GIVEN DATA >>
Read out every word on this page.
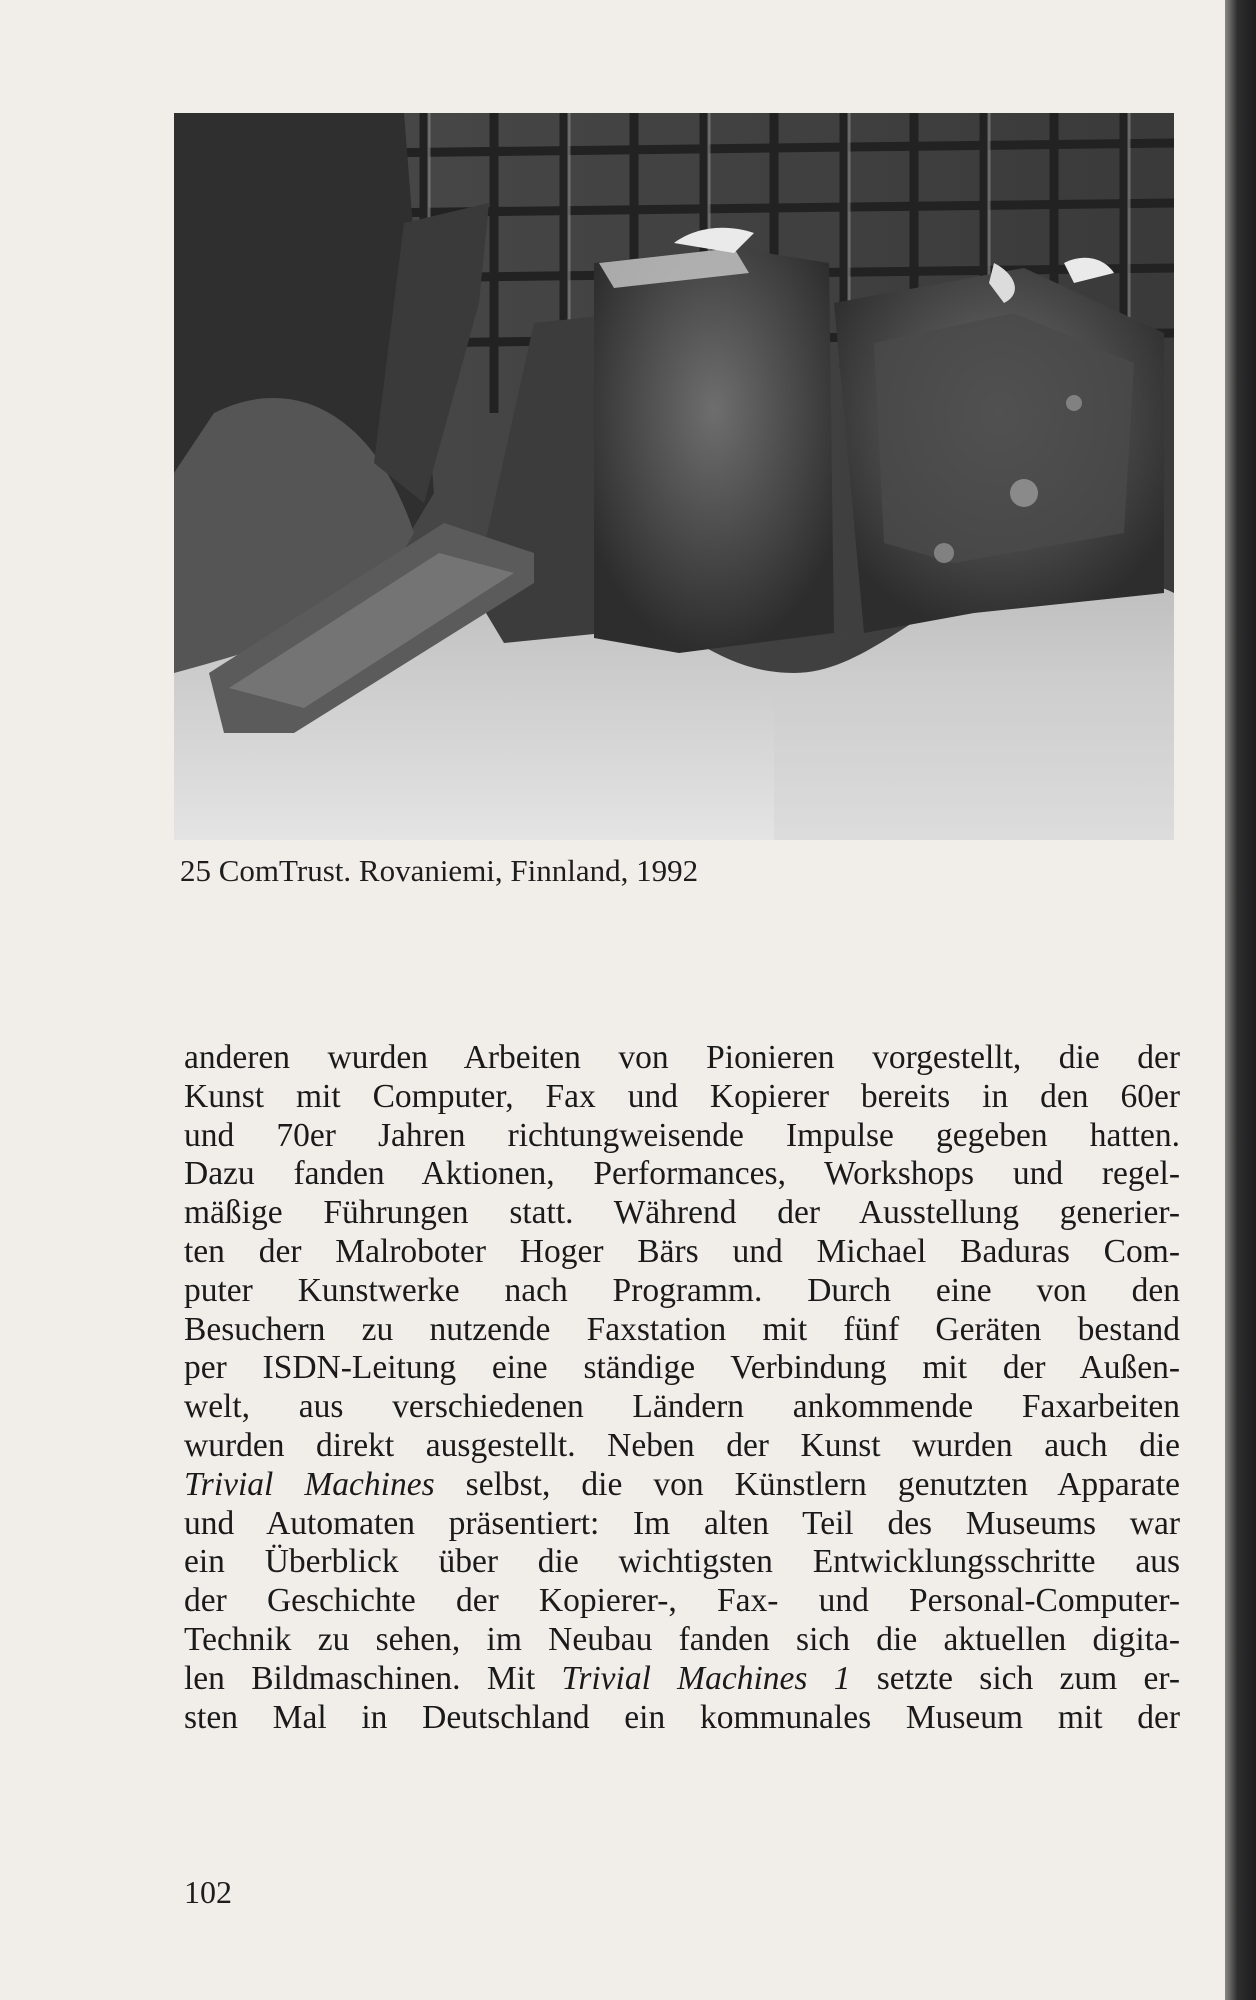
25 ComTrust. Rovaniemi, Finnland, 1992
anderen wurden Arbeiten von Pionieren vorgestellt, die der
Kunst mit Computer, Fax und Kopierer bereits in den 60er
und 70er Jahren richtungweisende Impulse gegeben hatten.
Dazu fanden Aktionen, Performances, Workshops und regel-
mäßige Führungen statt. Während der Ausstellung generier-
ten der Malroboter Hoger Bärs und Michael Baduras Com-
puter Kunstwerke nach Programm. Durch eine von den
Besuchern zu nutzende Faxstation mit fünf Geräten bestand
per ISDN-Leitung eine ständige Verbindung mit der Außen-
welt, aus verschiedenen Ländern ankommende Faxarbeiten
wurden direkt ausgestellt. Neben der Kunst wurden auch die
Trivial Machines selbst, die von Künstlern genutzten Apparate
und Automaten präsentiert: Im alten Teil des Museums war
ein Überblick über die wichtigsten Entwicklungsschritte aus
der Geschichte der Kopierer-, Fax- und Personal-Computer-
Technik zu sehen, im Neubau fanden sich die aktuellen digita-
len Bildmaschinen. Mit Trivial Machines 1 setzte sich zum er-
sten Mal in Deutschland ein kommunales Museum mit der
102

WORK TO DO >> Without including any picture, retype the entries exactly.

SOLUTION TO THIS EXERCISE >>
Read out every word on this page.
25 ComTrust. Rovaniemi, Finnland, 1992
anderen wurden Arbeiten von Pionieren vorgestellt, die der
Kunst mit Computer, Fax und Kopierer bereits in den 60er
und 70er Jahren richtungweisende Impulse gegeben hatten.
Dazu fanden Aktionen, Performances, Workshops und regel-
mäßige Führungen statt. Während der Ausstellung generier-
ten der Malroboter Hoger Bärs und Michael Baduras Com-
puter Kunstwerke nach Programm. Durch eine von den
Besuchern zu nutzende Faxstation mit fünf Geräten bestand
per ISDN-Leitung eine ständige Verbindung mit der Außen-
welt, aus verschiedenen Ländern ankommende Faxarbeiten
wurden direkt ausgestellt. Neben der Kunst wurden auch die
Trivial Machines selbst, die von Künstlern genutzten Apparate
und Automaten präsentiert: Im alten Teil des Museums war
ein Überblick über die wichtigsten Entwicklungsschritte aus
der Geschichte der Kopierer-, Fax- und Personal-Computer-
Technik zu sehen, im Neubau fanden sich die aktuellen digita-
len Bildmaschinen. Mit Trivial Machines 1 setzte sich zum er-
sten Mal in Deutschland ein kommunales Museum mit der
102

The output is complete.